**Source records**
::::

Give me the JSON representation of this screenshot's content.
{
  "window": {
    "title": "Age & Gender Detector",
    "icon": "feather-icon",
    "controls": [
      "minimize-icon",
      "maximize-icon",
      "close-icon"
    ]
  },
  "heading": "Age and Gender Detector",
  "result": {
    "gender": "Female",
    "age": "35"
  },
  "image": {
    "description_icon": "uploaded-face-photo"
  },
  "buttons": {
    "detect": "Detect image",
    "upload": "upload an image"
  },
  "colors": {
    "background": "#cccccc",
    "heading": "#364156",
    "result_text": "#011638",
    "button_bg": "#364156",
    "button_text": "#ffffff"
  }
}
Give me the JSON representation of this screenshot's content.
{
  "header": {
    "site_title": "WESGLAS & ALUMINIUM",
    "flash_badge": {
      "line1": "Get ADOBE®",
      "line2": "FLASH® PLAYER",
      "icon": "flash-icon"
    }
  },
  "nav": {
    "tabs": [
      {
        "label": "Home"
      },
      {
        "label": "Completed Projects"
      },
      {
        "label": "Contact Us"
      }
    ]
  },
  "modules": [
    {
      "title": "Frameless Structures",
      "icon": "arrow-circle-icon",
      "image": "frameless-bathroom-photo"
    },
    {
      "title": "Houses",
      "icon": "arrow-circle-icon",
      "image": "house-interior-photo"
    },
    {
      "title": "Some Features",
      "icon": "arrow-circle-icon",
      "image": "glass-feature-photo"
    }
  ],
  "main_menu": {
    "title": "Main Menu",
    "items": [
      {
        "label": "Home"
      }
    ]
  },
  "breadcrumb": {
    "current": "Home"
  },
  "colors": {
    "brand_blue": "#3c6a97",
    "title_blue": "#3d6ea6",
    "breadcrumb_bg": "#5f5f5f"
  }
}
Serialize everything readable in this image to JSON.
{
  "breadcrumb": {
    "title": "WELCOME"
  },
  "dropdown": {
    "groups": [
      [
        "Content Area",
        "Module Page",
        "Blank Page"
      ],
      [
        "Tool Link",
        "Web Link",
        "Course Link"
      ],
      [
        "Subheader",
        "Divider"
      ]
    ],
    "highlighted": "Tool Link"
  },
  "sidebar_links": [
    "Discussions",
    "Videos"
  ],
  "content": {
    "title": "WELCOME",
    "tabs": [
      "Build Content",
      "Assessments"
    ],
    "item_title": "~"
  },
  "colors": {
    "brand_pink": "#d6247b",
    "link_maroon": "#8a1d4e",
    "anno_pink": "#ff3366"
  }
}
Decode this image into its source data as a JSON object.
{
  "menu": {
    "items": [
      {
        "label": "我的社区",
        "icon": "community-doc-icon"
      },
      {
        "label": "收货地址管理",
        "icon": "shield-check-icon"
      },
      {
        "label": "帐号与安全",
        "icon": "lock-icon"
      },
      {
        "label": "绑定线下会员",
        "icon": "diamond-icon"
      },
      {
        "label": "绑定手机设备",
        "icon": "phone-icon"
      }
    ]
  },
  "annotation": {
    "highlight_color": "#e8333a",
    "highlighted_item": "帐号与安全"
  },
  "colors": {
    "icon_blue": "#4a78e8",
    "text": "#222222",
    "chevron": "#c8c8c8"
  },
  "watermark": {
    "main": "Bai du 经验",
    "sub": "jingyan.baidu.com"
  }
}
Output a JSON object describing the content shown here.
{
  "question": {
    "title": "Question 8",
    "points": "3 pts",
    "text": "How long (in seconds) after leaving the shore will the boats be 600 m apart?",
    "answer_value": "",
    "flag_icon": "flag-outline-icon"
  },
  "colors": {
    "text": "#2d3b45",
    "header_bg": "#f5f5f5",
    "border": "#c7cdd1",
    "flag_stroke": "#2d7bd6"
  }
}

::::

**The request**
Write the whole listing out again. Keep every line exactly as it is.

**Task solution**
Give me the JSON representation of this screenshot's content.
{
  "window": {
    "title": "Age & Gender Detector",
    "icon": "feather-icon",
    "controls": [
      "minimize-icon",
      "maximize-icon",
      "close-icon"
    ]
  },
  "heading": "Age and Gender Detector",
  "result": {
    "gender": "Female",
    "age": "35"
  },
  "image": {
    "description_icon": "uploaded-face-photo"
  },
  "buttons": {
    "detect": "Detect image",
    "upload": "upload an image"
  },
  "colors": {
    "background": "#cccccc",
    "heading": "#364156",
    "result_text": "#011638",
    "button_bg": "#364156",
    "button_text": "#ffffff"
  }
}
Give me the JSON representation of this screenshot's content.
{
  "header": {
    "site_title": "WESGLAS & ALUMINIUM",
    "flash_badge": {
      "line1": "Get ADOBE®",
      "line2": "FLASH® PLAYER",
      "icon": "flash-icon"
    }
  },
  "nav": {
    "tabs": [
      {
        "label": "Home"
      },
      {
        "label": "Completed Projects"
      },
      {
        "label": "Contact Us"
      }
    ]
  },
  "modules": [
    {
      "title": "Frameless Structures",
      "icon": "arrow-circle-icon",
      "image": "frameless-bathroom-photo"
    },
    {
      "title": "Houses",
      "icon": "arrow-circle-icon",
      "image": "house-interior-photo"
    },
    {
      "title": "Some Features",
      "icon": "arrow-circle-icon",
      "image": "glass-feature-photo"
    }
  ],
  "main_menu": {
    "title": "Main Menu",
    "items": [
      {
        "label": "Home"
      }
    ]
  },
  "breadcrumb": {
    "current": "Home"
  },
  "colors": {
    "brand_blue": "#3c6a97",
    "title_blue": "#3d6ea6",
    "breadcrumb_bg": "#5f5f5f"
  }
}
Serialize everything readable in this image to JSON.
{
  "breadcrumb": {
    "title": "WELCOME"
  },
  "dropdown": {
    "groups": [
      [
        "Content Area",
        "Module Page",
        "Blank Page"
      ],
      [
        "Tool Link",
        "Web Link",
        "Course Link"
      ],
      [
        "Subheader",
        "Divider"
      ]
    ],
    "highlighted": "Tool Link"
  },
  "sidebar_links": [
    "Discussions",
    "Videos"
  ],
  "content": {
    "title": "WELCOME",
    "tabs": [
      "Build Content",
      "Assessments"
    ],
    "item_title": "~"
  },
  "colors": {
    "brand_pink": "#d6247b",
    "link_maroon": "#8a1d4e",
    "anno_pink": "#ff3366"
  }
}
Decode this image into its source data as a JSON object.
{
  "menu": {
    "items": [
      {
        "label": "我的社区",
        "icon": "community-doc-icon"
      },
      {
        "label": "收货地址管理",
        "icon": "shield-check-icon"
      },
      {
        "label": "帐号与安全",
        "icon": "lock-icon"
      },
      {
        "label": "绑定线下会员",
        "icon": "diamond-icon"
      },
      {
        "label": "绑定手机设备",
        "icon": "phone-icon"
      }
    ]
  },
  "annotation": {
    "highlight_color": "#e8333a",
    "highlighted_item": "帐号与安全"
  },
  "colors": {
    "icon_blue": "#4a78e8",
    "text": "#222222",
    "chevron": "#c8c8c8"
  },
  "watermark": {
    "main": "Bai du 经验",
    "sub": "jingyan.baidu.com"
  }
}
Output a JSON object describing the content shown here.
{
  "question": {
    "title": "Question 8",
    "points": "3 pts",
    "text": "How long (in seconds) after leaving the shore will the boats be 600 m apart?",
    "answer_value": "",
    "flag_icon": "flag-outline-icon"
  },
  "colors": {
    "text": "#2d3b45",
    "header_bg": "#f5f5f5",
    "border": "#c7cdd1",
    "flag_stroke": "#2d7bd6"
  }
}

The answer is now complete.